__Given problem__:
Count every line that includes the string "RFID" in the entries that follow. Nothing besides the number is needed.

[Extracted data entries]

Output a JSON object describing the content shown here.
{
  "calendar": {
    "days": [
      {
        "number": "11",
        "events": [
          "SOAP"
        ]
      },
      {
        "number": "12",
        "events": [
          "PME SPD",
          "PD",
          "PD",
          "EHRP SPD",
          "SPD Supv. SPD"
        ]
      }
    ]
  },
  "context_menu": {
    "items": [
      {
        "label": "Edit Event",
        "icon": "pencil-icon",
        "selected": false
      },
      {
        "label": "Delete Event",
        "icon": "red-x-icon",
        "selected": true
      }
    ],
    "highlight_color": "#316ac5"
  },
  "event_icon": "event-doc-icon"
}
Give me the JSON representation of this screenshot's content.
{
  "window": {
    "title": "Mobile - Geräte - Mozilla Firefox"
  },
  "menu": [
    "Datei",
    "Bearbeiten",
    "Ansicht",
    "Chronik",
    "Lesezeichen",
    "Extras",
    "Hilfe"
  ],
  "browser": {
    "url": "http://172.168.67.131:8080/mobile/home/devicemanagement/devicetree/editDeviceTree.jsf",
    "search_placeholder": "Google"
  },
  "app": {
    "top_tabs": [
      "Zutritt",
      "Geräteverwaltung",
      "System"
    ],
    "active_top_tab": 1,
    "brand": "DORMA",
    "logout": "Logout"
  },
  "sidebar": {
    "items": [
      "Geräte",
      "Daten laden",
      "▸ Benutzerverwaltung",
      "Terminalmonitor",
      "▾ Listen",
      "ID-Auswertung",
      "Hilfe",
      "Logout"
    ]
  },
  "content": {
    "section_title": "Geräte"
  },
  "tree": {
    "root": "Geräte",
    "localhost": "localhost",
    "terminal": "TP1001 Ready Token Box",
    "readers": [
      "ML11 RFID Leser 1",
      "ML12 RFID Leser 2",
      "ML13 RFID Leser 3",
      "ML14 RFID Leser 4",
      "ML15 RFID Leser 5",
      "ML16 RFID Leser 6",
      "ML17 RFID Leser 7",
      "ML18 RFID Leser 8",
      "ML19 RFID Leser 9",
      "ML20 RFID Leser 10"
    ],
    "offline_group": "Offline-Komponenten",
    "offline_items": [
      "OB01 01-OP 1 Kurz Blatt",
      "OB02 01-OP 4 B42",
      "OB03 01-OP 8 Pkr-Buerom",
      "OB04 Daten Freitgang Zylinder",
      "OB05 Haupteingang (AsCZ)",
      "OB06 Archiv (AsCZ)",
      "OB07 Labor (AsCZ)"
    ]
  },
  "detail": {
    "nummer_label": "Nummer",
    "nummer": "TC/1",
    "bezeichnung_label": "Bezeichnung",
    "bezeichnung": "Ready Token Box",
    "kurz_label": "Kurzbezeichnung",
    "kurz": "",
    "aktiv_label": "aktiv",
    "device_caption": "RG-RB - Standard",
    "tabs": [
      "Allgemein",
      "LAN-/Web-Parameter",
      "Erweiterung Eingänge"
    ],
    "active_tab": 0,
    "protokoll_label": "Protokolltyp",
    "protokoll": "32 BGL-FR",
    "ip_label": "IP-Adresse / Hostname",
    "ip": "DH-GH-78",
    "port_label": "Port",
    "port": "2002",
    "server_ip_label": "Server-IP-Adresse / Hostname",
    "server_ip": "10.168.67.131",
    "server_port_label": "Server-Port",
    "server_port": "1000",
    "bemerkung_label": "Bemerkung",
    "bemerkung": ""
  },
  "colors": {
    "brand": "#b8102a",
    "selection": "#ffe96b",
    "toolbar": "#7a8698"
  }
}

__Result for this exercise__:
10